A block of data:
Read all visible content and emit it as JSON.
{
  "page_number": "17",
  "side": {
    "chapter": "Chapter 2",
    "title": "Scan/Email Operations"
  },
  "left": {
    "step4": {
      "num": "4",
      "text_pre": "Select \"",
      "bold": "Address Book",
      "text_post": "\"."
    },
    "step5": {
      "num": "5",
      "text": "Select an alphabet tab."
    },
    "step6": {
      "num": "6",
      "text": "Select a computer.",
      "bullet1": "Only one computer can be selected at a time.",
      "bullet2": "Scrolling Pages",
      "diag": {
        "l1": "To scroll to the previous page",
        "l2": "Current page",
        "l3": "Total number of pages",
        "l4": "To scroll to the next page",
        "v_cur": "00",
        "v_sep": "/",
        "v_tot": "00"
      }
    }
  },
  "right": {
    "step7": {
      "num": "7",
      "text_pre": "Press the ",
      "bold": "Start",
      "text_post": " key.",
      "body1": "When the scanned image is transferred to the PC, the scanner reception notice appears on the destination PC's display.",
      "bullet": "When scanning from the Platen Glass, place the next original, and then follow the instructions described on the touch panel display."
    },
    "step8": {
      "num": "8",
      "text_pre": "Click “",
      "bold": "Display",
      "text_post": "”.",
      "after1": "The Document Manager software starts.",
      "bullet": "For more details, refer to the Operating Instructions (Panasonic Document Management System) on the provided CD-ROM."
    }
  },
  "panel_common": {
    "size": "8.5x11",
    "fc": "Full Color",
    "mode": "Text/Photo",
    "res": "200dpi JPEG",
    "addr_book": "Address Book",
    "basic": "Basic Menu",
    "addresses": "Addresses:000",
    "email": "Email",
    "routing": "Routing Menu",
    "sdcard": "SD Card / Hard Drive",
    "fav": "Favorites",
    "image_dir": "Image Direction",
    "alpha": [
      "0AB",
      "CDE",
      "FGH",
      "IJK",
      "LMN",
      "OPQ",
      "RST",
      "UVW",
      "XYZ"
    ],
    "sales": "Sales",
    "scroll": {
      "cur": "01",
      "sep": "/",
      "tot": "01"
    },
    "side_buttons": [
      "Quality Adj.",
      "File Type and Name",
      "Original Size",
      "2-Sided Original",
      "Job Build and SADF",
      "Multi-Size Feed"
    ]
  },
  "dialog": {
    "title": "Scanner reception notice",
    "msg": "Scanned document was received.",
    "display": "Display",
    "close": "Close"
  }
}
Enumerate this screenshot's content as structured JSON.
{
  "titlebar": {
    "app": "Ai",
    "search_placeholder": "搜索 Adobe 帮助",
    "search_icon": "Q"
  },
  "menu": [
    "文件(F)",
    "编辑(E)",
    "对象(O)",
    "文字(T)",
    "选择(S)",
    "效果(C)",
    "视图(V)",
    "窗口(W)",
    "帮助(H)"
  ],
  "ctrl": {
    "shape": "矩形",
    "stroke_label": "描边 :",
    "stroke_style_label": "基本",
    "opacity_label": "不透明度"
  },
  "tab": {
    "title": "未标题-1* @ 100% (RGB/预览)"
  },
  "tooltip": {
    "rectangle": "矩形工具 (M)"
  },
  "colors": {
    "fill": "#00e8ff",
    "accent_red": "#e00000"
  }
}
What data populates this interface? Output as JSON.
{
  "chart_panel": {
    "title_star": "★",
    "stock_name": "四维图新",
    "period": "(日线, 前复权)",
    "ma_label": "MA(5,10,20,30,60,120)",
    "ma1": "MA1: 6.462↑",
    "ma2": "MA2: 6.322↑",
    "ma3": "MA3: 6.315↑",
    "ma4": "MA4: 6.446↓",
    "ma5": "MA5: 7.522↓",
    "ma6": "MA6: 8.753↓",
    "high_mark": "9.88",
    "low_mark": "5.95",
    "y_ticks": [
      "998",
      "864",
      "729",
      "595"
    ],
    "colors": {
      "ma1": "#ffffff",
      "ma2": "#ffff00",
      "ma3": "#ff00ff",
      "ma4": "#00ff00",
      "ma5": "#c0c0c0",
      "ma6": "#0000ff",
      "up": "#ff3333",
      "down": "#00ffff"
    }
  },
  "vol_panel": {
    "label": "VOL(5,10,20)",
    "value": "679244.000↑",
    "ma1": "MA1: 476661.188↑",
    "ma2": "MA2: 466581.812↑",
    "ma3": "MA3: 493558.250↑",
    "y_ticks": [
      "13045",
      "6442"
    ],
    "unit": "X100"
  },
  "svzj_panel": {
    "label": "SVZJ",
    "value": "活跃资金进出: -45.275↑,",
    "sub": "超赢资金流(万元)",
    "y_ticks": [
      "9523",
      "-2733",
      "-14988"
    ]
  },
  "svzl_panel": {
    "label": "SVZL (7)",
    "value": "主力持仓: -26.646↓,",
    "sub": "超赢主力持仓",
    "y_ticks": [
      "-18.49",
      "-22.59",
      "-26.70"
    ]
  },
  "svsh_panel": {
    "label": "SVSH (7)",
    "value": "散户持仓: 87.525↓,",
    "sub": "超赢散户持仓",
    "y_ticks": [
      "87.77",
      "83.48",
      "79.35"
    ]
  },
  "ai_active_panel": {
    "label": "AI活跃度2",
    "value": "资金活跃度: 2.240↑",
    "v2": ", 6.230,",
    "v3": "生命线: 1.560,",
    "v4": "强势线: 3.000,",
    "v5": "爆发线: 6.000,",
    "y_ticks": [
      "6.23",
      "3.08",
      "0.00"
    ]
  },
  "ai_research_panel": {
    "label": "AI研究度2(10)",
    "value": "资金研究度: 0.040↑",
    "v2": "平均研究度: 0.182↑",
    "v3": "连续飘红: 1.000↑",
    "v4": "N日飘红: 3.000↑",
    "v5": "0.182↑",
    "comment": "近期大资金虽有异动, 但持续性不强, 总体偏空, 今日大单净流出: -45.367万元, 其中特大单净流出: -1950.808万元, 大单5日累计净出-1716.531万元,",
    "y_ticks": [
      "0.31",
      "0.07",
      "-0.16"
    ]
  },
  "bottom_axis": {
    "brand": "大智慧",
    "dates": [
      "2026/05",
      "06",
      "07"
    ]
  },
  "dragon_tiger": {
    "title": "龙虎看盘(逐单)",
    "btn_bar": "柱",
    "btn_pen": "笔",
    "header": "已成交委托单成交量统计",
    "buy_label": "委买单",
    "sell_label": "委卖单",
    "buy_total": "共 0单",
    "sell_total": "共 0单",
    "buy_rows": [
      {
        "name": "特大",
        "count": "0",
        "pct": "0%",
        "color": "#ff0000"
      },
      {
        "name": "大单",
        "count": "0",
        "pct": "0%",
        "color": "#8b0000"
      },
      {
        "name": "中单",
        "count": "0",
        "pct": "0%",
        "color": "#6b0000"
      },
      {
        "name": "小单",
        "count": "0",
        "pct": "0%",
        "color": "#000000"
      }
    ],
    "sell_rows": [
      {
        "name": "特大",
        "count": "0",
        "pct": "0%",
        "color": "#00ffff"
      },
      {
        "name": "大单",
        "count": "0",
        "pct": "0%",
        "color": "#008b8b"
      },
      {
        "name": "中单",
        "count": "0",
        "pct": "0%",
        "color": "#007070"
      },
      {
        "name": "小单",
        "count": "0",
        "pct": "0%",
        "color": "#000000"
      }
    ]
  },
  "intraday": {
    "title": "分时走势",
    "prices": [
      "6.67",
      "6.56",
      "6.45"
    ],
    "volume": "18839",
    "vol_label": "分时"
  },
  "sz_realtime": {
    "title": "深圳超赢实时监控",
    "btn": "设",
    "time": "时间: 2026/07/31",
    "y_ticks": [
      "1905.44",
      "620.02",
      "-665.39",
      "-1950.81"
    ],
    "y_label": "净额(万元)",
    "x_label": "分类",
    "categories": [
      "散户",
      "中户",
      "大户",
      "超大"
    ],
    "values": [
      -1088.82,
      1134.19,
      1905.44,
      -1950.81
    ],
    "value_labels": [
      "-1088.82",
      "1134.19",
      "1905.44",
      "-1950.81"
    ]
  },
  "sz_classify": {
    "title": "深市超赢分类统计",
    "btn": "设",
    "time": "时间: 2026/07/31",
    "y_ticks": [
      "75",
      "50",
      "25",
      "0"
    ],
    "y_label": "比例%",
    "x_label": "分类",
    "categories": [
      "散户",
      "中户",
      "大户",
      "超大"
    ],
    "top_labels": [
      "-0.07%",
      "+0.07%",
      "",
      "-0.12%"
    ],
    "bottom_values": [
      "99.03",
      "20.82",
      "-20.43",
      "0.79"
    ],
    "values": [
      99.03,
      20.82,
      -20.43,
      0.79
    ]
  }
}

CHALLENGE
Pull every line containing "content" from the data.

FULL RESPONSE
Read all visible content and emit it as JSON.
Enumerate this screenshot's content as structured JSON.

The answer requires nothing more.